#### Records provided:
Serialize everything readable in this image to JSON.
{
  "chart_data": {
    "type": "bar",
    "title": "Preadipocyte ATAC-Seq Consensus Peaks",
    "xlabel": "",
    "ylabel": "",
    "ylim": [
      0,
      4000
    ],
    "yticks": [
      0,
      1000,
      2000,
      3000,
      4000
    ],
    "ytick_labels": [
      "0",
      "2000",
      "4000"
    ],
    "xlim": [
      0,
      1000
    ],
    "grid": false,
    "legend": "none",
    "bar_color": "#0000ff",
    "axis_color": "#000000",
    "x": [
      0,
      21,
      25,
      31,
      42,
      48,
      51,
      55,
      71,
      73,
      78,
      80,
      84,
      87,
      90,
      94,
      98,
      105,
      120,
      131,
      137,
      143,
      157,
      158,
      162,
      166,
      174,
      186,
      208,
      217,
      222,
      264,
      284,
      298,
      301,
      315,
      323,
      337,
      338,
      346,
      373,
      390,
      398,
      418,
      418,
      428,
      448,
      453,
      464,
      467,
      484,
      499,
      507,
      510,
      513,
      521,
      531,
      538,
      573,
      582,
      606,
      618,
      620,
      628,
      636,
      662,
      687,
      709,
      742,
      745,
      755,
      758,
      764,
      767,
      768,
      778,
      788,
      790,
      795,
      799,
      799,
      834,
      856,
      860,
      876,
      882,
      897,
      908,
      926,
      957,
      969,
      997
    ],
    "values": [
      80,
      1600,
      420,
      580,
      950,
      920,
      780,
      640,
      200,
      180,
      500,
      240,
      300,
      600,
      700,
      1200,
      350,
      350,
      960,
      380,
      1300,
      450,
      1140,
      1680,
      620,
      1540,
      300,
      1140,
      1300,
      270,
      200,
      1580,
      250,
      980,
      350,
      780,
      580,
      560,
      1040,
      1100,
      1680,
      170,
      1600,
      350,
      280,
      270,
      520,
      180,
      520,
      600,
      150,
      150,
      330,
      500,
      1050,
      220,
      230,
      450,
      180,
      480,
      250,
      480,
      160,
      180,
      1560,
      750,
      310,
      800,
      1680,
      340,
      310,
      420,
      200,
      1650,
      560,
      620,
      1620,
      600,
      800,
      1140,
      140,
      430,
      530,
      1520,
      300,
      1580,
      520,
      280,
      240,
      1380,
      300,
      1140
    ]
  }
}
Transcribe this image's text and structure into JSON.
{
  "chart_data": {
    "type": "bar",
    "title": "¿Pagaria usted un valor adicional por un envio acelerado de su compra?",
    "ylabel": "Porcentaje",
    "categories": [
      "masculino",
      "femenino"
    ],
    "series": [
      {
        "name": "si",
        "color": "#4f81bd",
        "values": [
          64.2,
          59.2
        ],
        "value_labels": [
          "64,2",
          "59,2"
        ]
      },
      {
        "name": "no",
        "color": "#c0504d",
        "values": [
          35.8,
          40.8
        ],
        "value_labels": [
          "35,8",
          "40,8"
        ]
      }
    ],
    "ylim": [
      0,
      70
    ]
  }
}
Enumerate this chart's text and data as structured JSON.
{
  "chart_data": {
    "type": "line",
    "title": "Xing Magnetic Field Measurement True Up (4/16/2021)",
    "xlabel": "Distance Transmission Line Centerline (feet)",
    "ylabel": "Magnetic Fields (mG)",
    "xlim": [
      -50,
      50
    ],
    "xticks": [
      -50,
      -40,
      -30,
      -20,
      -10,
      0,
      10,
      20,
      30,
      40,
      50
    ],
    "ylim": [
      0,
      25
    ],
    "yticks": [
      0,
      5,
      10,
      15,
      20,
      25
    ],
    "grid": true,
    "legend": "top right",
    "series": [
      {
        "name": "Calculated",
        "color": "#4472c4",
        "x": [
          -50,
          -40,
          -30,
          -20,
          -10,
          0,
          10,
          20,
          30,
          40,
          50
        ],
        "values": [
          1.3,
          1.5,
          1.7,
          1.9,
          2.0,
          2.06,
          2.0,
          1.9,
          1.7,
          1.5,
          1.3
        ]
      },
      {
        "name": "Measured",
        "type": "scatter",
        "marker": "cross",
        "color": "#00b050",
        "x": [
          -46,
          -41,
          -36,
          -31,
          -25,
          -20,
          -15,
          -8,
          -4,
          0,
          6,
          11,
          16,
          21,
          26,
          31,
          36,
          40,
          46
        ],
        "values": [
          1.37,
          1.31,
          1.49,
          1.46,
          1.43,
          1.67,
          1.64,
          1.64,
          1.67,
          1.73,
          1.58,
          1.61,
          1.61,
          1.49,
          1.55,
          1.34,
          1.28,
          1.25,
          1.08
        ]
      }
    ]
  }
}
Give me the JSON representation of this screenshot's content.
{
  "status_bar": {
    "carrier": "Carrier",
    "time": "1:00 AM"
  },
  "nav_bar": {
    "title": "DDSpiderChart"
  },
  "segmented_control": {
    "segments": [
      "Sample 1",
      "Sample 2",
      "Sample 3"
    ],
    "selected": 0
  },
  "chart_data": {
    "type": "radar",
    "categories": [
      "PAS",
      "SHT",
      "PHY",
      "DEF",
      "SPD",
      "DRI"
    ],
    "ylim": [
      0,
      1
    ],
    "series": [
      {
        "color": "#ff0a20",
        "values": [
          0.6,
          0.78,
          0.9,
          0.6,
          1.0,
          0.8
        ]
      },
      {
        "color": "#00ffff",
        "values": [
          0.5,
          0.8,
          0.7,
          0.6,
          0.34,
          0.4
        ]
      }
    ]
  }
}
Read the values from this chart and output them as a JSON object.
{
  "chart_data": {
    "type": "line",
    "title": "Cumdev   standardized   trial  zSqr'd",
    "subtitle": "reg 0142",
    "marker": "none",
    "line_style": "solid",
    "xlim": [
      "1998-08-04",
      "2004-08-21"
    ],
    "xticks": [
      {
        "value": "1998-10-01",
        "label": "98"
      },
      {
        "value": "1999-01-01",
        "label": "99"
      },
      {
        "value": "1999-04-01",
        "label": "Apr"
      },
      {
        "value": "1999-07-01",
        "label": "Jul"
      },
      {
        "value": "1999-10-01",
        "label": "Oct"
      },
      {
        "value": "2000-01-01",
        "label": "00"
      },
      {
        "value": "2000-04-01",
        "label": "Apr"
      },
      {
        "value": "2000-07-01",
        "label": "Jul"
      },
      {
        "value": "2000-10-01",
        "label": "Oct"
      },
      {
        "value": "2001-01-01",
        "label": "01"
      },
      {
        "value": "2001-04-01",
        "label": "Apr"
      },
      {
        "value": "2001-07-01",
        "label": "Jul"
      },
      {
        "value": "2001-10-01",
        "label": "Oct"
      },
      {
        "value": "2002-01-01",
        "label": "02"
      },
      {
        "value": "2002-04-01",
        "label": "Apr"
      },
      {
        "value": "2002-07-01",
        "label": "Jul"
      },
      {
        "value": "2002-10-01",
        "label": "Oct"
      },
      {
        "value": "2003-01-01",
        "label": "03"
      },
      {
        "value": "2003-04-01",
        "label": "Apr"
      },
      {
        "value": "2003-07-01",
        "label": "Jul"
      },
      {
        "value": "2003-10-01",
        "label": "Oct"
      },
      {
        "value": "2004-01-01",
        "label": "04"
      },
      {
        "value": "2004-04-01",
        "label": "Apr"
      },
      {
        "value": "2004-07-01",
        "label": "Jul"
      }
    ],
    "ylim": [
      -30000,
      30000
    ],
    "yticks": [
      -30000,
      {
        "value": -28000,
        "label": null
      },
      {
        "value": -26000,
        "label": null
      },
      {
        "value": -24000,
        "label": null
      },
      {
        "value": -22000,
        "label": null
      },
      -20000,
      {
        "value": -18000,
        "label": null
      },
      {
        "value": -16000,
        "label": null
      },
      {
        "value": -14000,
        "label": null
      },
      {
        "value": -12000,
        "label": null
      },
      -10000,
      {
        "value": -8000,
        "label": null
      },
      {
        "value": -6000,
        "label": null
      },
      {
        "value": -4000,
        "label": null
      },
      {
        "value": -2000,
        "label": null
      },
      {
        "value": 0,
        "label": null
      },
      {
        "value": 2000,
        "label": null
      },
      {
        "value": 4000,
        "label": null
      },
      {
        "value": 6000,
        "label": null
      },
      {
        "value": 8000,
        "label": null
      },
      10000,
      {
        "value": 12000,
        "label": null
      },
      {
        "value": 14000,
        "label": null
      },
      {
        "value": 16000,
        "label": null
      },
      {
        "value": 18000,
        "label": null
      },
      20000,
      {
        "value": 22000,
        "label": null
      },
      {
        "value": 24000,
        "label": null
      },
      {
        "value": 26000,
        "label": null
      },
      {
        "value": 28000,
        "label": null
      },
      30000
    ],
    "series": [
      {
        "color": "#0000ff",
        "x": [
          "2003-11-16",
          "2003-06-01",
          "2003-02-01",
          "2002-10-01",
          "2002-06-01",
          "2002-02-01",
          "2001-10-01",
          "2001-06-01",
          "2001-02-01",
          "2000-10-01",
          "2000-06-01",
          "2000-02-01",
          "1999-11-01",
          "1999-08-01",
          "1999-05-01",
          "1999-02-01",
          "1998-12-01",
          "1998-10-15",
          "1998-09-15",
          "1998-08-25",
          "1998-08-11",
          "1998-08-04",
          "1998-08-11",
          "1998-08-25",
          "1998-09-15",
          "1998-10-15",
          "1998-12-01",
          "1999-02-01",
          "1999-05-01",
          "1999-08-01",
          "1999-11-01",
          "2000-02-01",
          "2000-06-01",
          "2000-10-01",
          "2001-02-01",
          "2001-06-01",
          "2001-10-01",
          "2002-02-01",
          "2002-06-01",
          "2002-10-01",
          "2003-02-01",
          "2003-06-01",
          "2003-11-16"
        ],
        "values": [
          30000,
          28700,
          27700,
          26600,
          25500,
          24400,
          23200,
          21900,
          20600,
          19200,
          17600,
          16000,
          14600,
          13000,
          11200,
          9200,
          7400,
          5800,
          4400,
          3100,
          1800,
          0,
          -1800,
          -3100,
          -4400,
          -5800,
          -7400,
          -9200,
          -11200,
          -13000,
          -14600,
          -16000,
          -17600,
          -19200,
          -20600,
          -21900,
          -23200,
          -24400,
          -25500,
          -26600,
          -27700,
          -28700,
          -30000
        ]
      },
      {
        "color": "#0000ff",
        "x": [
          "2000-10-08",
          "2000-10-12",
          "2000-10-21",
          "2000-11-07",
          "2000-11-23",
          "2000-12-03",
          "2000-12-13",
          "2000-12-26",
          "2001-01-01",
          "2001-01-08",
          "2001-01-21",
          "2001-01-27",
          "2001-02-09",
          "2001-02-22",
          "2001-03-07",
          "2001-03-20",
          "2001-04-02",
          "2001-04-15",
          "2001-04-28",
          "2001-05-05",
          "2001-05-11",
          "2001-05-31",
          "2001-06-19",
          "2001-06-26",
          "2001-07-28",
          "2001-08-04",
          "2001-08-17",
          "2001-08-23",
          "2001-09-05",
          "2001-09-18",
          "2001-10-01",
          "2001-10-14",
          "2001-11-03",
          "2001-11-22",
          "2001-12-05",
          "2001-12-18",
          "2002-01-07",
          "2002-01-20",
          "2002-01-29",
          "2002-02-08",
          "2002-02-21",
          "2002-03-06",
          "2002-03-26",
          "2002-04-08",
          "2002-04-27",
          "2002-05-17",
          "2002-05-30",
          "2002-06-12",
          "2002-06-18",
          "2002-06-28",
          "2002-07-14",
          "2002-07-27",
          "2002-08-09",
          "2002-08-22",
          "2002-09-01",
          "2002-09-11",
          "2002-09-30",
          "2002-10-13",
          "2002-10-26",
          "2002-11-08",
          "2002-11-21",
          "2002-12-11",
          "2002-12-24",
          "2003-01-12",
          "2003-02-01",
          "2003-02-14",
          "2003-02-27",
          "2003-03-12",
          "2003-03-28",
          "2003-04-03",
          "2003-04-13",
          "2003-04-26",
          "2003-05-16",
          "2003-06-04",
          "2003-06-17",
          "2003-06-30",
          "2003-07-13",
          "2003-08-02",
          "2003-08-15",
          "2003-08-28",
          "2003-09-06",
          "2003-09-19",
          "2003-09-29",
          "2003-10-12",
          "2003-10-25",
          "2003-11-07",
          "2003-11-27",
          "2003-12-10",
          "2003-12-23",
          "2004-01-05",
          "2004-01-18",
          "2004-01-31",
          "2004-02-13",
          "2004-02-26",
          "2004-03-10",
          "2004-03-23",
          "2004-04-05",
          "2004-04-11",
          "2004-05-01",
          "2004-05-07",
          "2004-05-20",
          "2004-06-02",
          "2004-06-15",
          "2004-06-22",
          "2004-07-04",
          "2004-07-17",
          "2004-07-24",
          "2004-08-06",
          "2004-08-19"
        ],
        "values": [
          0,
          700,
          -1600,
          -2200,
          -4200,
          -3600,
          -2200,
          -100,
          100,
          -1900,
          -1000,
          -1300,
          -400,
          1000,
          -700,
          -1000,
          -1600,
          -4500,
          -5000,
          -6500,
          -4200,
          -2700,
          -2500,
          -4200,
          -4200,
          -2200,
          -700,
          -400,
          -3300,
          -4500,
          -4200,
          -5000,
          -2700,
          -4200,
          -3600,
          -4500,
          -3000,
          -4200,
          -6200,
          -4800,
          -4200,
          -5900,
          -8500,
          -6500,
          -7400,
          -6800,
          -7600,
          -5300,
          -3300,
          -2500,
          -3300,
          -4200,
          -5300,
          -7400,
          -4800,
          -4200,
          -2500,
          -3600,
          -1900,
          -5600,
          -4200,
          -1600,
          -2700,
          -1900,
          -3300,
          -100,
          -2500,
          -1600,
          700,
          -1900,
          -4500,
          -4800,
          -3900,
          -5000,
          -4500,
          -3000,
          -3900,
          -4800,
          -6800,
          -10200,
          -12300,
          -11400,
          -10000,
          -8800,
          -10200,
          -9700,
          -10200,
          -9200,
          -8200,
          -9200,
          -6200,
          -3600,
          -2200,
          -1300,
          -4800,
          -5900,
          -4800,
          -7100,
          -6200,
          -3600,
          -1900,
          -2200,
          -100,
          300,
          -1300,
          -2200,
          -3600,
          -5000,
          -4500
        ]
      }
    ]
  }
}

#### What is expected:
Among the lines of the data above, determine how many contain the word "JSON". Report the number alone.

#### Finished exercise:
5